> What is being asked:
Retype the records below starting at the line containing "List all visible" and ending at the line containing "dropdown-arrow-icon[interactable]: ▾ [775, 304, 778, 313]", omitting the pictures from your answer.

> Stored rows:
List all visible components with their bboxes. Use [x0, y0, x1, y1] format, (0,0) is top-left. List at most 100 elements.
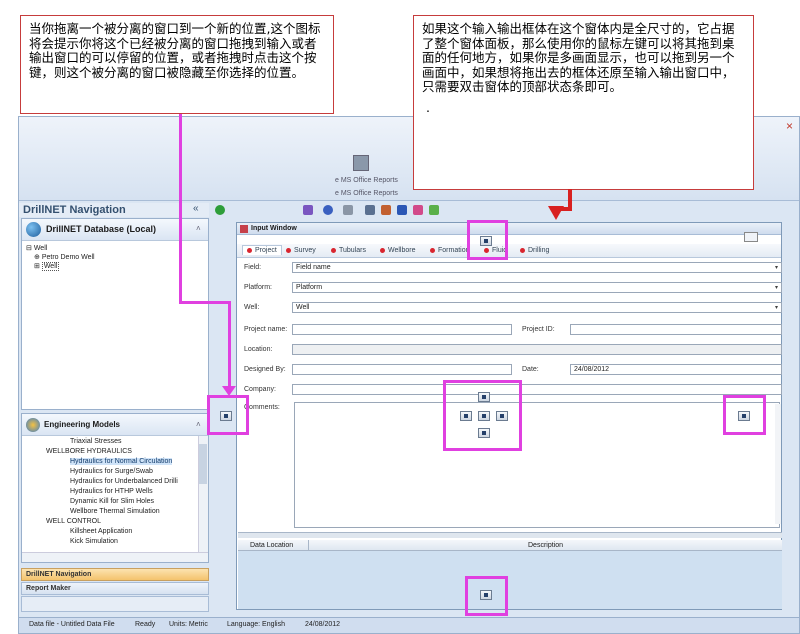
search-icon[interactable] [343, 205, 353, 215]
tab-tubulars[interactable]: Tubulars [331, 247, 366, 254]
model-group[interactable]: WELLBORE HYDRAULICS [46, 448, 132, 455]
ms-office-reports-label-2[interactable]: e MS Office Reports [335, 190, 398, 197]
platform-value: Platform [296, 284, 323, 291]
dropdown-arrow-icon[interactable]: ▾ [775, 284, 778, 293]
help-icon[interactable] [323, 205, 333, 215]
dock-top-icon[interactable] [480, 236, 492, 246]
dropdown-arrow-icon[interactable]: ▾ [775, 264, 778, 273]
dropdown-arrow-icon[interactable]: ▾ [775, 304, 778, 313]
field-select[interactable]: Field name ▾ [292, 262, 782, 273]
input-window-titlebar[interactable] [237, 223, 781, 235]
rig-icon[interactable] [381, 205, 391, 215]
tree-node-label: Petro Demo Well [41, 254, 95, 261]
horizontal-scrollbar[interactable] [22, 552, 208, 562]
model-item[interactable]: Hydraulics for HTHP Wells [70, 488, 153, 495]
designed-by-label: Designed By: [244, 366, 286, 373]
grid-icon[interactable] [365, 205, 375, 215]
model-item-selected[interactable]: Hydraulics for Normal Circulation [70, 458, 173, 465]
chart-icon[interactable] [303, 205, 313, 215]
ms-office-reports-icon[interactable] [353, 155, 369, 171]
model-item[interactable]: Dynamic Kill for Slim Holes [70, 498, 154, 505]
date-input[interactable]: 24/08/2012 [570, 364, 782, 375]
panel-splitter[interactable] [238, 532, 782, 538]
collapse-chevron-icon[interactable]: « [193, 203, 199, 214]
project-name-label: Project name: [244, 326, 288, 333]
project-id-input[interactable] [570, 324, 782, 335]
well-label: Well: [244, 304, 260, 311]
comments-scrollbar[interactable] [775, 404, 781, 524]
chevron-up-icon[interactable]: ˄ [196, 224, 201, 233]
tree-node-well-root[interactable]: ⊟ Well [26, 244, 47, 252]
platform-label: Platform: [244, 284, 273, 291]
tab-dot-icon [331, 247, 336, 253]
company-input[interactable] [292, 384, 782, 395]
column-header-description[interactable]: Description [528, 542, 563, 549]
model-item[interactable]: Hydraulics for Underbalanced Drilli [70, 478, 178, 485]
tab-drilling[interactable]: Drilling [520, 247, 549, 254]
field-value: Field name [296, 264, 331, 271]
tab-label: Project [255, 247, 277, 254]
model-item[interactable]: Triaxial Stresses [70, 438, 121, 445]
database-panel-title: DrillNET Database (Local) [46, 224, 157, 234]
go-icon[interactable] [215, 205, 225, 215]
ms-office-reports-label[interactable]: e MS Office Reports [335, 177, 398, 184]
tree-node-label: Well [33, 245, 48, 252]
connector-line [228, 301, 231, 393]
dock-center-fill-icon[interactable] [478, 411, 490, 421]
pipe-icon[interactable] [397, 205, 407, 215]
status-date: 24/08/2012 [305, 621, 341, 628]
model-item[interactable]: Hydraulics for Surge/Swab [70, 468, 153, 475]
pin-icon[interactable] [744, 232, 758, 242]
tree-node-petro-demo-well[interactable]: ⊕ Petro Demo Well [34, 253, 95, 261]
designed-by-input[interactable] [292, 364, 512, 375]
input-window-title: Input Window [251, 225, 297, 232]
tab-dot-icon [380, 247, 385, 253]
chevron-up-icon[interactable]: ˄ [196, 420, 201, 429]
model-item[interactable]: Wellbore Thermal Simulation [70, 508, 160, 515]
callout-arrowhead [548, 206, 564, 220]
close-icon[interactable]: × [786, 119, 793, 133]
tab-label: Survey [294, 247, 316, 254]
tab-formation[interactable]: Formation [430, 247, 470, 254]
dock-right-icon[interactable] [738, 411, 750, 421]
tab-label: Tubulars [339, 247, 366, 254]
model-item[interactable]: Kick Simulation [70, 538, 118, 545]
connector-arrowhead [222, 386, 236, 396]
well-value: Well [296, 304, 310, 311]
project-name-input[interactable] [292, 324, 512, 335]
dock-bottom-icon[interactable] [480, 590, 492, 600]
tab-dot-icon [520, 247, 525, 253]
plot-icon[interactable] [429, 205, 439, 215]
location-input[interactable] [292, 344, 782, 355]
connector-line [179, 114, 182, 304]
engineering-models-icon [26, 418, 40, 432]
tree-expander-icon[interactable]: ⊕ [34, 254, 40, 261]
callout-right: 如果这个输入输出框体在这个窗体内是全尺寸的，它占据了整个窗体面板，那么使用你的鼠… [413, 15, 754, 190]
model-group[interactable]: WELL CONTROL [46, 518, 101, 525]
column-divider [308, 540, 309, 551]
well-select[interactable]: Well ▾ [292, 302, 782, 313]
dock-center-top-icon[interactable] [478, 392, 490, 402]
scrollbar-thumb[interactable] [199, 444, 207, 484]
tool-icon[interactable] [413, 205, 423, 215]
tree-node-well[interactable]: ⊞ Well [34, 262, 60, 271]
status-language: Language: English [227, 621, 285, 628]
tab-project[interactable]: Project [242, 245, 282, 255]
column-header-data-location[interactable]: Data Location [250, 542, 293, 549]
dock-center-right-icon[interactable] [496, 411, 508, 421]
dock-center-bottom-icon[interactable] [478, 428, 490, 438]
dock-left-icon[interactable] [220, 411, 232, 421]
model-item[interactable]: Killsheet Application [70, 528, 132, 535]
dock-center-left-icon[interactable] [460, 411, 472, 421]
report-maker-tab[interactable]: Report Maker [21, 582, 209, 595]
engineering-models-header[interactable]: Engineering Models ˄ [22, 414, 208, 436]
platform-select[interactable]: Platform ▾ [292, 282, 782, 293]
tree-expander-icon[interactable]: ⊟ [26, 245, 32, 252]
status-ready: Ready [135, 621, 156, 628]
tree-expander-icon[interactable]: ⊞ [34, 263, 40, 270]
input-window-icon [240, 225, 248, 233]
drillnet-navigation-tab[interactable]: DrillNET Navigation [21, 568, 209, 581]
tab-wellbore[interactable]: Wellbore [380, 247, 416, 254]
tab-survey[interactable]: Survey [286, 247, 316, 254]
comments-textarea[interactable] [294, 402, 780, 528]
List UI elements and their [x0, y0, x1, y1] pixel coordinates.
==
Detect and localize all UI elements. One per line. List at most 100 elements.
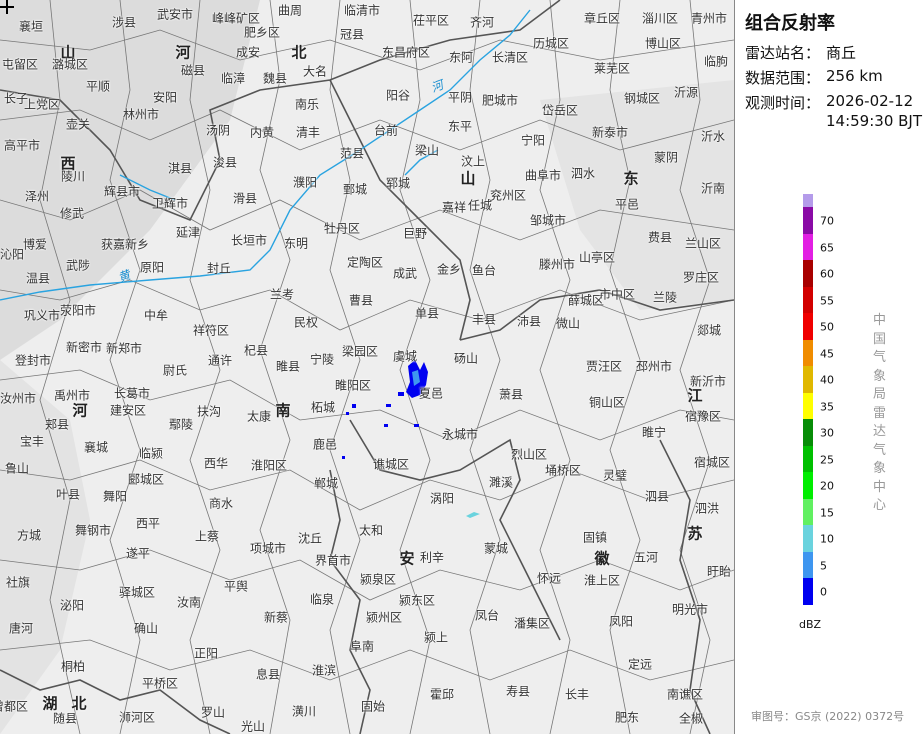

> The result:
List all visible components with their bboxes. Use [x0, y0, x1, y1] format, (0,0) is top-left. List at most 100 elements.
search-icon[interactable] [343, 205, 353, 215]
tab-tubulars[interactable]: Tubulars [331, 247, 366, 254]
model-group[interactable]: WELLBORE HYDRAULICS [46, 448, 132, 455]
ms-office-reports-label-2[interactable]: e MS Office Reports [335, 190, 398, 197]
platform-value: Platform [296, 284, 323, 291]
dropdown-arrow-icon[interactable]: ▾ [775, 284, 778, 293]
help-icon[interactable] [323, 205, 333, 215]
dock-top-icon[interactable] [480, 236, 492, 246]
dropdown-arrow-icon[interactable]: ▾ [775, 264, 778, 273]
dropdown-arrow-icon[interactable]: ▾ [775, 304, 778, 313]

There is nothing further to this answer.